PASSAGE FOR REVIEW:
=== Begin Enclosure ===

I'm 20, in the past few months I've met quite a few guys. All of which clearly never led into anything more. A few drinks here and there, chats from time to time and even one of the most humours drives back home when the thought of the the possible 4am cheesy chips in hand walk home seemed unbearable.
I've never met a guy like the one I recently met. Now, I've not known him for all that long at all but he's had such an impact on my life. It was obvious there was some form of connection there. Maybe it was that we lay for hours just opening up about life and telling each other things we couldn't ever imagine even telling our closest friends, maybe it was the spark when we kissed and we both admitted we could do it for hours, maybe it was the fact we deal with similar things on a day to day basis that we find hard to explain to other people, or maybe it was even the fact that I believe everyone comes into your life for some reason and I'm figuring out what the reasoning for him was.

=== End Enclosure ===

ABOUT THIS TASK: In the personal account about meeting someone new, what does the writer say they believe about everyone who comes into your life?

INFORMATION GIVEN:
=== Begin Enclosure ===

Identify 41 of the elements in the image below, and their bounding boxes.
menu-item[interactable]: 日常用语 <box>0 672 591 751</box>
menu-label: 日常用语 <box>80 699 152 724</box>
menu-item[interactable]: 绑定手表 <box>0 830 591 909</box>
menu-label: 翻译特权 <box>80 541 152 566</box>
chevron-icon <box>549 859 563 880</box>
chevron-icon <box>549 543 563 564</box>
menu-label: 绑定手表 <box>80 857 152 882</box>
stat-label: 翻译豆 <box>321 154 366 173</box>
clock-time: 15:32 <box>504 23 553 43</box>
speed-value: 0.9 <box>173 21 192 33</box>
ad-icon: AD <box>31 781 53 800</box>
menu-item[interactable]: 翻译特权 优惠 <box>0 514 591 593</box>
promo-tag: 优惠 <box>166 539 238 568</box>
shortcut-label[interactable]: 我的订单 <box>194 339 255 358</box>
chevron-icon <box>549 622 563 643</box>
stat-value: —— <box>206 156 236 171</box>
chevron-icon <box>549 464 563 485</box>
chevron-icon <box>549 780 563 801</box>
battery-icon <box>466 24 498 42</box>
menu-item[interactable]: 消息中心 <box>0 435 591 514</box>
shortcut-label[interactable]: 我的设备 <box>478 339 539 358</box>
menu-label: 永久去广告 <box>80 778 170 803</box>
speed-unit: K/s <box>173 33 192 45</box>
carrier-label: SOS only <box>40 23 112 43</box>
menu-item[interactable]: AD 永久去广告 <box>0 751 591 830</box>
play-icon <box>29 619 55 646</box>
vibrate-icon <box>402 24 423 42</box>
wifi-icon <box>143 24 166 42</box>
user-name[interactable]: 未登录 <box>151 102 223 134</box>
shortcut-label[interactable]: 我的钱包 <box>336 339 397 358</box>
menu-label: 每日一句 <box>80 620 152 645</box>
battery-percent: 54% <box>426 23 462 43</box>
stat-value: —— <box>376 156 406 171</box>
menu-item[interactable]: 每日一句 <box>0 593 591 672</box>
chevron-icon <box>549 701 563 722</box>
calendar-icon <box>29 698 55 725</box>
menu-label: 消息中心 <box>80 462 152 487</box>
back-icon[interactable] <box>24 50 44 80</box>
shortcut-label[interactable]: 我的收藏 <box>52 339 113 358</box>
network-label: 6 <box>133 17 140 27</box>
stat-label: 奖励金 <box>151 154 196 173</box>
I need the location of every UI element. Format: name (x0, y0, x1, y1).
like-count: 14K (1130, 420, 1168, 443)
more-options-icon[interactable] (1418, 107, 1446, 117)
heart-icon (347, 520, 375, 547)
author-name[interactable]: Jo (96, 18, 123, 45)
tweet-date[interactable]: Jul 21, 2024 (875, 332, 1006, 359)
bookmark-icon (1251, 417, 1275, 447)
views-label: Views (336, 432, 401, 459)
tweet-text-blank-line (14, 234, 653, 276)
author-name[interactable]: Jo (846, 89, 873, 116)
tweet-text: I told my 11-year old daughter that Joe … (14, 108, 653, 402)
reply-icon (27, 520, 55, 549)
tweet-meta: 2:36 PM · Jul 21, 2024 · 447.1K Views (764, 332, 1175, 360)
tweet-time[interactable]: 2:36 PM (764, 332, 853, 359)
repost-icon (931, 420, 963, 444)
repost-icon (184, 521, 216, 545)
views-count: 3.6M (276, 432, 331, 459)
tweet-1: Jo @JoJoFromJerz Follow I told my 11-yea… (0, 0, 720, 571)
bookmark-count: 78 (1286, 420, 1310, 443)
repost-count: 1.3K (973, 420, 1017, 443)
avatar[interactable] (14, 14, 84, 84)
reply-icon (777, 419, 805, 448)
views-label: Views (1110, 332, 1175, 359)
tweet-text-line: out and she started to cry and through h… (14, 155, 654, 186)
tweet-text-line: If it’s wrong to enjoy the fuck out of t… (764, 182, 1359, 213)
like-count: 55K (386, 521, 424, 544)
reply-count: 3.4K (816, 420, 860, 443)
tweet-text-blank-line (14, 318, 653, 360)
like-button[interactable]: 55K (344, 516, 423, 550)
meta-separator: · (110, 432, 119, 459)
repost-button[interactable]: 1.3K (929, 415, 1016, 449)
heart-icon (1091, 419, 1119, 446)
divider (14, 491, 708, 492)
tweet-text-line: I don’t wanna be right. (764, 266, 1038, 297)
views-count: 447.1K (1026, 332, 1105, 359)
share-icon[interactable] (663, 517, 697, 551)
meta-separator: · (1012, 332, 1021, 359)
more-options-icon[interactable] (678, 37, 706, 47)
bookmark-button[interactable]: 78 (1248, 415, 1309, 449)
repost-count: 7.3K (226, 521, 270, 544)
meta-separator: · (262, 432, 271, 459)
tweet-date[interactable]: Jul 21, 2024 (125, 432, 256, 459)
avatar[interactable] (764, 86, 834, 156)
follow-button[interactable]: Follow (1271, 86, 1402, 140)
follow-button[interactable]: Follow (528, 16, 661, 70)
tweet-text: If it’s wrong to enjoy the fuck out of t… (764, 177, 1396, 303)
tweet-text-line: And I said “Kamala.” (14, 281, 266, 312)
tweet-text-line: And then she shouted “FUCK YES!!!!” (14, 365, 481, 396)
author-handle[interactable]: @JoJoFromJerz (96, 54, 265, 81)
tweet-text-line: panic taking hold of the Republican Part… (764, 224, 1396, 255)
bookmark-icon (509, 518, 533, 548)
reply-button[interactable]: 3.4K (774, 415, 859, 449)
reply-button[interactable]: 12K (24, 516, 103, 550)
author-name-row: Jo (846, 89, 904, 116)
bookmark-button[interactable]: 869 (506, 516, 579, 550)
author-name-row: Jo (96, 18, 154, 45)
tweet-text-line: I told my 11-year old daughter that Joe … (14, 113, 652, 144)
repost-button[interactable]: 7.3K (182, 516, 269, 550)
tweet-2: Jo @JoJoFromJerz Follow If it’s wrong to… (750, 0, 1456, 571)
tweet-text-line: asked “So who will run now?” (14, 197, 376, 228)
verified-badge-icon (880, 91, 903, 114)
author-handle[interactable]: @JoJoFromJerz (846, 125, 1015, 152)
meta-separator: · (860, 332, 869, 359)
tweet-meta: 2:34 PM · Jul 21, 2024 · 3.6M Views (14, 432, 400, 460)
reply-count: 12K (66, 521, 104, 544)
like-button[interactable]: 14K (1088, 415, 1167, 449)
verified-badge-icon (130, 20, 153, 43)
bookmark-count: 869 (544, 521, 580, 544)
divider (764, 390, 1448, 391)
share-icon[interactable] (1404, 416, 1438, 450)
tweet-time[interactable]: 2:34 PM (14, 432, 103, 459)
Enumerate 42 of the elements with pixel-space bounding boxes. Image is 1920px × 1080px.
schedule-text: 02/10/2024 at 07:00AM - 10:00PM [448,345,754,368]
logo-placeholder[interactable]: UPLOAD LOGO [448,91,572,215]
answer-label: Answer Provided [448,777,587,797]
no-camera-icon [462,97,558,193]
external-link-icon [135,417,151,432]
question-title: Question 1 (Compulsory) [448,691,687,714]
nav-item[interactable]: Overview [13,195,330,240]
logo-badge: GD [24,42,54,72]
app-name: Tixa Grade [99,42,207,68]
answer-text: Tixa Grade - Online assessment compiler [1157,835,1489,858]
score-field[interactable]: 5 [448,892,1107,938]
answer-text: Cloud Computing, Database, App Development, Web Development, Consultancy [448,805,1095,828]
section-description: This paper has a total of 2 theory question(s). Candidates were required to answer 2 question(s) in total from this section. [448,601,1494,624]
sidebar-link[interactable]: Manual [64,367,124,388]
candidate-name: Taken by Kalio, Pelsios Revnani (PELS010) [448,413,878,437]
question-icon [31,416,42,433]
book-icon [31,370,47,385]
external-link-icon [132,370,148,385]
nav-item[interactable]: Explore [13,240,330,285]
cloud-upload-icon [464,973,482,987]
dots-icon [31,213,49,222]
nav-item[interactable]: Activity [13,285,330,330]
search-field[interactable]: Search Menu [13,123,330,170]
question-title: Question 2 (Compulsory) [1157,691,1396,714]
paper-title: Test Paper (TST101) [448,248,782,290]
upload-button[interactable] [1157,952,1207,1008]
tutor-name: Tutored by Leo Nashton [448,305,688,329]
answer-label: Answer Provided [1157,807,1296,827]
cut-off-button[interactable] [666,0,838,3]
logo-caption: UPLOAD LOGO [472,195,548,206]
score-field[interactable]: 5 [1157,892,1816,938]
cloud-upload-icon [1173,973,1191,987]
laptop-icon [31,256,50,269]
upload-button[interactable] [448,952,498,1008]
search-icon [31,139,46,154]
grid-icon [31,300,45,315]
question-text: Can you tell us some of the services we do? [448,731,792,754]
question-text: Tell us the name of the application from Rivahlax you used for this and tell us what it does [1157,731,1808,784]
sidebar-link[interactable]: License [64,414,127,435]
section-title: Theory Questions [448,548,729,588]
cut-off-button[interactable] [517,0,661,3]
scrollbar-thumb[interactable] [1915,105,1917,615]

=== End Enclosure ===

REPLY TO THE EXERCISE: Everyone comes into your life for some reason.